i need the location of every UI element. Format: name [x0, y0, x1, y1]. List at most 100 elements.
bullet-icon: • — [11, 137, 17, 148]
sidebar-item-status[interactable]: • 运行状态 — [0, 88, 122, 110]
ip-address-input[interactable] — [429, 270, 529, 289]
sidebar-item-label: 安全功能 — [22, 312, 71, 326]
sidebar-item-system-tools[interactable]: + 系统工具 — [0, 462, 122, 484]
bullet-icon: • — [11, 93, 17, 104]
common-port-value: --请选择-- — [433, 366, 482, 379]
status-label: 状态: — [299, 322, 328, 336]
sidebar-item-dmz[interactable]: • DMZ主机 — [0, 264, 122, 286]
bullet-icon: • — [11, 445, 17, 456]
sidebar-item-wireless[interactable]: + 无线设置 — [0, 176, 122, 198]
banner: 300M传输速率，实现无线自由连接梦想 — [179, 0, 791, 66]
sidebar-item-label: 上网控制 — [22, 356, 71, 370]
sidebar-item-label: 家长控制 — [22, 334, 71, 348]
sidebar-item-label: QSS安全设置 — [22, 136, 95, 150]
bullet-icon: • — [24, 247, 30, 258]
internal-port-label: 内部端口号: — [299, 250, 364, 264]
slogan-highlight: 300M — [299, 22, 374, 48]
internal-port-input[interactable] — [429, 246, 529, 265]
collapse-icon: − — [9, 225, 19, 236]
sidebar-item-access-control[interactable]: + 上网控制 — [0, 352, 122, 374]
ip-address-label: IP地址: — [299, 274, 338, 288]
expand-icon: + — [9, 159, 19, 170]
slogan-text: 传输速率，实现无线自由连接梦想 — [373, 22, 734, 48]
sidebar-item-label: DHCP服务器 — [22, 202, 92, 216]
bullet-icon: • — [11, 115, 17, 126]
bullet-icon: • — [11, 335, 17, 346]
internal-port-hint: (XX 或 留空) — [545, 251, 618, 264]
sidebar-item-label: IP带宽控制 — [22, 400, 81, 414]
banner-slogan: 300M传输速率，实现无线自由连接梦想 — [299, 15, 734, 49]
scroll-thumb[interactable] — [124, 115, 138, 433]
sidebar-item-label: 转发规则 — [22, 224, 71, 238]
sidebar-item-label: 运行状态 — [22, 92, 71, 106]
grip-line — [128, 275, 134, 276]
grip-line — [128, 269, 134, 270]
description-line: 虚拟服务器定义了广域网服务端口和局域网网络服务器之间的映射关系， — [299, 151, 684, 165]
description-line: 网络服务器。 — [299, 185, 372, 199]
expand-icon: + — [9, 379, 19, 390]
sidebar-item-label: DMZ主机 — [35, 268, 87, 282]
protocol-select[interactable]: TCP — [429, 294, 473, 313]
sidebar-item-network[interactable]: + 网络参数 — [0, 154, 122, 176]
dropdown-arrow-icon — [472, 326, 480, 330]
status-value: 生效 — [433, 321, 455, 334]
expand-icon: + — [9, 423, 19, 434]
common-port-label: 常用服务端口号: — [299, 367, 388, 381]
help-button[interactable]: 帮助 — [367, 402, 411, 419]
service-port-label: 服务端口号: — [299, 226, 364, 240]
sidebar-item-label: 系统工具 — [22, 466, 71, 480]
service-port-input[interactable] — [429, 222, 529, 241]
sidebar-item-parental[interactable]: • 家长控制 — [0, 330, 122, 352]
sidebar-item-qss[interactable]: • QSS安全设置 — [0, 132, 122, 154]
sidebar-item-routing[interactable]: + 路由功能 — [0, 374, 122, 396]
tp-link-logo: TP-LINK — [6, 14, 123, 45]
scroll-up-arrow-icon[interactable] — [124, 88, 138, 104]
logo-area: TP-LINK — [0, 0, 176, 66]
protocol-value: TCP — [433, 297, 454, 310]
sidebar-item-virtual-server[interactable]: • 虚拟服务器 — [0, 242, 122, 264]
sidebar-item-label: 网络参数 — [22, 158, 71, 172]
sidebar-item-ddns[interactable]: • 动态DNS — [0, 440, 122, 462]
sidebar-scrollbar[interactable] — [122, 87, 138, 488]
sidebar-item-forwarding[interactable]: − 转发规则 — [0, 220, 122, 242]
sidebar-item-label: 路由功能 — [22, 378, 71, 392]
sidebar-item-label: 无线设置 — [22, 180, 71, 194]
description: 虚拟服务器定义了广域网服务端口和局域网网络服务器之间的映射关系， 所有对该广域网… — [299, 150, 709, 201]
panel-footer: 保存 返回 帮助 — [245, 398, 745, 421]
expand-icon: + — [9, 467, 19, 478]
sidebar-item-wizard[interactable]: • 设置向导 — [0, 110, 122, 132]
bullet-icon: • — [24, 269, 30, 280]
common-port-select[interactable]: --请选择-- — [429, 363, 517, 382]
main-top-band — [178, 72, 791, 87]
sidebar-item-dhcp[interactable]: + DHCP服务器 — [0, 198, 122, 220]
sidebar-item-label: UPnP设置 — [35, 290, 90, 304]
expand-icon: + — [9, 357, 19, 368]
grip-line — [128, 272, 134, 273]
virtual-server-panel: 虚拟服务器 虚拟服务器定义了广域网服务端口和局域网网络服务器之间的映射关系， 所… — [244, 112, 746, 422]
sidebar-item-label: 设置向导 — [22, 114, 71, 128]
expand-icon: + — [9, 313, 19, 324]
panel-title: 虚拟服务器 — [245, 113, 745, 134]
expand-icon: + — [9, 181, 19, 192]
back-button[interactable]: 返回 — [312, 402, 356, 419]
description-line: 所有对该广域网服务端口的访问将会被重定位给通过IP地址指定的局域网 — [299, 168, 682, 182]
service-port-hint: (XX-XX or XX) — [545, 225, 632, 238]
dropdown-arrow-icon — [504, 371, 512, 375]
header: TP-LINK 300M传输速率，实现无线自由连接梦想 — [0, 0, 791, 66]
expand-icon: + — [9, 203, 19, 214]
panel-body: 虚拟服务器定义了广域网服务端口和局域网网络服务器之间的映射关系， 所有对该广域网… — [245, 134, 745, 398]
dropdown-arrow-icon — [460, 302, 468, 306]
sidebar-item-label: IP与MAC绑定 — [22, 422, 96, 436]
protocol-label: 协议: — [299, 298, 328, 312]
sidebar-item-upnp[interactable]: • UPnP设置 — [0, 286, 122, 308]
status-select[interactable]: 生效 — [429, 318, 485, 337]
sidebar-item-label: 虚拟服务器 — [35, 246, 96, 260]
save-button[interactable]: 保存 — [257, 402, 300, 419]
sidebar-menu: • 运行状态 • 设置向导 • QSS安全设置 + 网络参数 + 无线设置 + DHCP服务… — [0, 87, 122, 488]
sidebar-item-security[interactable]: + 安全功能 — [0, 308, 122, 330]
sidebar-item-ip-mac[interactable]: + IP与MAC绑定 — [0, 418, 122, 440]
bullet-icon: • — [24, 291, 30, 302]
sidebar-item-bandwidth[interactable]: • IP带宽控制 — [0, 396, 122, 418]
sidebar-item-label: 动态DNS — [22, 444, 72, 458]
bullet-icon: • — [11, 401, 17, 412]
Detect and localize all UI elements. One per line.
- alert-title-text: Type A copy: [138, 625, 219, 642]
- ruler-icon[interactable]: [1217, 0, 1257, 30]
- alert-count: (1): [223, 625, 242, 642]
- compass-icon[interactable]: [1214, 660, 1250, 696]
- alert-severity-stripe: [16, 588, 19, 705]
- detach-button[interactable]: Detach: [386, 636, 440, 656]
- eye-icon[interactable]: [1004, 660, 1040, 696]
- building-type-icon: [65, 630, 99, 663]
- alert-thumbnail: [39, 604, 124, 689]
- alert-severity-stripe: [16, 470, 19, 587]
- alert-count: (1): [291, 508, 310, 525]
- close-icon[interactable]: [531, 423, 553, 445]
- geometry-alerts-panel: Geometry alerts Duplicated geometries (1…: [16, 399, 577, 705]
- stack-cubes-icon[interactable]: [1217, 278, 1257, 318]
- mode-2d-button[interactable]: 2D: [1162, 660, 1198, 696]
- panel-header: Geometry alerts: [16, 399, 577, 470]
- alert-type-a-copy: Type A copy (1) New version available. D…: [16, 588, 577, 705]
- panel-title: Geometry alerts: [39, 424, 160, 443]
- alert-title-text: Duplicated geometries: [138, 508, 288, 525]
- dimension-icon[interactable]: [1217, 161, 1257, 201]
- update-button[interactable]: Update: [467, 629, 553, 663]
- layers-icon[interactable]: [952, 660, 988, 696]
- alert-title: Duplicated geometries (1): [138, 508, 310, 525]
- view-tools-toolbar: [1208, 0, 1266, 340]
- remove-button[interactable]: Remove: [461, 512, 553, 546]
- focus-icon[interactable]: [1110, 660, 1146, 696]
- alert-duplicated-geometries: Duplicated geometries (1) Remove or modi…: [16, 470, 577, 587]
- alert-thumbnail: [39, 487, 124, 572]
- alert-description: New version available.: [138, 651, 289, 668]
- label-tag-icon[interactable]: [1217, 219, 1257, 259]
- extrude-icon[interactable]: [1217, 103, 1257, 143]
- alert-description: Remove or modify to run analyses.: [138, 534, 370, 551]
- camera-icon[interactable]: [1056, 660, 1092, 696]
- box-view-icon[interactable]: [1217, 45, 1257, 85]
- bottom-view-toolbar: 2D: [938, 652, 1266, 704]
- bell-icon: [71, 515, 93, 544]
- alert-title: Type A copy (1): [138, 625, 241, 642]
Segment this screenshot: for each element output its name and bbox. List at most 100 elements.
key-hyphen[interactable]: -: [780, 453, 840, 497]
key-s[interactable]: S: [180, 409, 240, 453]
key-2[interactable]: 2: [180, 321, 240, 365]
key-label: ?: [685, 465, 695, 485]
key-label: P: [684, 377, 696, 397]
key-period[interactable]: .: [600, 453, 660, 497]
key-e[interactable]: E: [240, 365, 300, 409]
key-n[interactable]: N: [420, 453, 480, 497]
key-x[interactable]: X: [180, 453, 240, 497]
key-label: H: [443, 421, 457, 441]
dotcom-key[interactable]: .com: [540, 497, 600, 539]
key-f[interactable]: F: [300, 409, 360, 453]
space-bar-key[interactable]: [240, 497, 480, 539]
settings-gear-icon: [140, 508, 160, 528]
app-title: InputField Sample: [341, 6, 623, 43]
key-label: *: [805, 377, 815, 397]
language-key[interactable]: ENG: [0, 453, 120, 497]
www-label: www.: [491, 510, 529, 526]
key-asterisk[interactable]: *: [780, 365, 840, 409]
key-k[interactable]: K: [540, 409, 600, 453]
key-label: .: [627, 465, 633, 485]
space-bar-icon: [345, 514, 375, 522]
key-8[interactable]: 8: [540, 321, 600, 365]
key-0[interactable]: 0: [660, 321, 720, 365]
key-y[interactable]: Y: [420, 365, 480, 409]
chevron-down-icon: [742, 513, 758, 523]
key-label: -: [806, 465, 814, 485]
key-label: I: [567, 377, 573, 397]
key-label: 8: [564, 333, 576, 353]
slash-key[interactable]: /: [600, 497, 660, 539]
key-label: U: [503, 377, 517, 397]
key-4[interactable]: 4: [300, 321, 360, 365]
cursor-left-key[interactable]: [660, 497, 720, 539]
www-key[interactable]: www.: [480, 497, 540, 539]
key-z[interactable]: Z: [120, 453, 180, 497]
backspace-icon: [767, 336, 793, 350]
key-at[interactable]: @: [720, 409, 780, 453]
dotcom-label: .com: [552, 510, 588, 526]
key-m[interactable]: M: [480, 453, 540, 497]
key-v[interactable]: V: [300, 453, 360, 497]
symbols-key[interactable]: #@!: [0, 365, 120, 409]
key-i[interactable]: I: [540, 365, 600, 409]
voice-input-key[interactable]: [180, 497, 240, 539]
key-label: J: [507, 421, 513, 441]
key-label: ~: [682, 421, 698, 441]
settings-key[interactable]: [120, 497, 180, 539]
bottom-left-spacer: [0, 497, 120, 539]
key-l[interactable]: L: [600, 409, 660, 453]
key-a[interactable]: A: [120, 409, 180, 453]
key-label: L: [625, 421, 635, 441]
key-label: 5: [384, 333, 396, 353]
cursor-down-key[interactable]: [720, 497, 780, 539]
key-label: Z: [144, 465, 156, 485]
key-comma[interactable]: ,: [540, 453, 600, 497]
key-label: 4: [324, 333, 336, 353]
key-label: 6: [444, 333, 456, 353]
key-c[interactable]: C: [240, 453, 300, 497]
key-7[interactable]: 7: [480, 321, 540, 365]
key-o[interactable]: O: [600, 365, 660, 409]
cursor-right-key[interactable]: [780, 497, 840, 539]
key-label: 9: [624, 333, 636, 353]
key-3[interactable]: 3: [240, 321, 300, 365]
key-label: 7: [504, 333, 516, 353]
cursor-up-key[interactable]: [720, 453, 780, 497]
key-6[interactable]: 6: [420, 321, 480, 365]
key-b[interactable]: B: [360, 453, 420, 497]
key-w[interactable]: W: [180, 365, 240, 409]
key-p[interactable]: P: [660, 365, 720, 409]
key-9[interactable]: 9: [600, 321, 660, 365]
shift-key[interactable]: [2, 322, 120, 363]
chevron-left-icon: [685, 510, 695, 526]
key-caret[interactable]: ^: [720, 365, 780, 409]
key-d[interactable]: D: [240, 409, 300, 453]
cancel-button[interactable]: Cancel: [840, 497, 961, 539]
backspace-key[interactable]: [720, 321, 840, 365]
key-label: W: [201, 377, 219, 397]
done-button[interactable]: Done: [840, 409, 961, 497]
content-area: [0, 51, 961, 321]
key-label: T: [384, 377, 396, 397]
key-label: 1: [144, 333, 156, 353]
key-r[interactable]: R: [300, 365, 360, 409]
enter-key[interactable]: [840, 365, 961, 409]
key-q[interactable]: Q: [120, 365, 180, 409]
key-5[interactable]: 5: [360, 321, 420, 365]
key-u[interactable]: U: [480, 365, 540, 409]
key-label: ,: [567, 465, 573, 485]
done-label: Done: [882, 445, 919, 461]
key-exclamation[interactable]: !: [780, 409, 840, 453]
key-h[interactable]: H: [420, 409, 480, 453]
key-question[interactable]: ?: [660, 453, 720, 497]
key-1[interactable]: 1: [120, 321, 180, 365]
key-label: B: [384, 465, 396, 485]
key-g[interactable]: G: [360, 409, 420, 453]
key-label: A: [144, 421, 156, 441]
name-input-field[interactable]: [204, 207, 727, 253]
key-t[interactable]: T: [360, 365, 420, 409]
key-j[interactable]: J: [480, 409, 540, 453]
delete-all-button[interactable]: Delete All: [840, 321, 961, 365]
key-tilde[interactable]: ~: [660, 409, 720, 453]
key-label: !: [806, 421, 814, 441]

* * *

WRITTEN INSTRUCTION: Can you rewrite the listing as a JSON list of strings, one per line and no blank lines, starting with its first line and going on through the line with "grip-line — [128, 275, 134, 276]"?

PROBLEM SOLUTION:
[
  "i need the location of every UI element. Format: name [x0, y0, x1, y1]. List at most 100 elements.",
  "bullet-icon: • — [11, 137, 17, 148]",
  "sidebar-item-status[interactable]: • 运行状态 — [0, 88, 122, 110]",
  "ip-address-input[interactable] — [429, 270, 529, 289]",
  "sidebar-item-label: 安全功能 — [22, 312, 71, 326]",
  "sidebar-item-system-tools[interactable]: + 系统工具 — [0, 462, 122, 484]",
  "bullet-icon: • — [11, 93, 17, 104]",
  "common-port-value: --请选择-- — [433, 366, 482, 379]",
  "status-label: 状态: — [299, 322, 328, 336]",
  "sidebar-item-dmz[interactable]: • DMZ主机 — [0, 264, 122, 286]",
  "bullet-icon: • — [11, 445, 17, 456]",
  "sidebar-item-wireless[interactable]: + 无线设置 — [0, 176, 122, 198]",
  "banner: 300M传输速率，实现无线自由连接梦想 — [179, 0, 791, 66]",
  "sidebar-item-label: 上网控制 — [22, 356, 71, 370]",
  "sidebar-item-label: 家长控制 — [22, 334, 71, 348]",
  "sidebar-item-label: QSS安全设置 — [22, 136, 95, 150]",
  "bullet-icon: • — [24, 247, 30, 258]",
  "internal-port-label: 内部端口号: — [299, 250, 364, 264]",
  "slogan-highlight: 300M — [299, 22, 374, 48]",
  "internal-port-input[interactable] — [429, 246, 529, 265]",
  "collapse-icon: − — [9, 225, 19, 236]",
  "sidebar-item-access-control[interactable]: + 上网控制 — [0, 352, 122, 374]",
  "ip-address-label: IP地址: — [299, 274, 338, 288]",
  "expand-icon: + — [9, 159, 19, 170]",
  "slogan-text: 传输速率，实现无线自由连接梦想 — [373, 22, 734, 48]",
  "sidebar-item-label: DHCP服务器 — [22, 202, 92, 216]",
  "bullet-icon: • — [11, 115, 17, 126]",
  "bullet-icon: • — [11, 335, 17, 346]",
  "internal-port-hint: (XX 或 留空) — [545, 251, 618, 264]",
  "sidebar-item-label: IP带宽控制 — [22, 400, 81, 414]",
  "banner-slogan: 300M传输速率，实现无线自由连接梦想 — [299, 15, 734, 49]",
  "scroll-thumb[interactable] — [124, 115, 138, 433]",
  "sidebar-item-label: 转发规则 — [22, 224, 71, 238]",
  "sidebar-item-label: 运行状态 — [22, 92, 71, 106]",
  "grip-line — [128, 275, 134, 276]"
]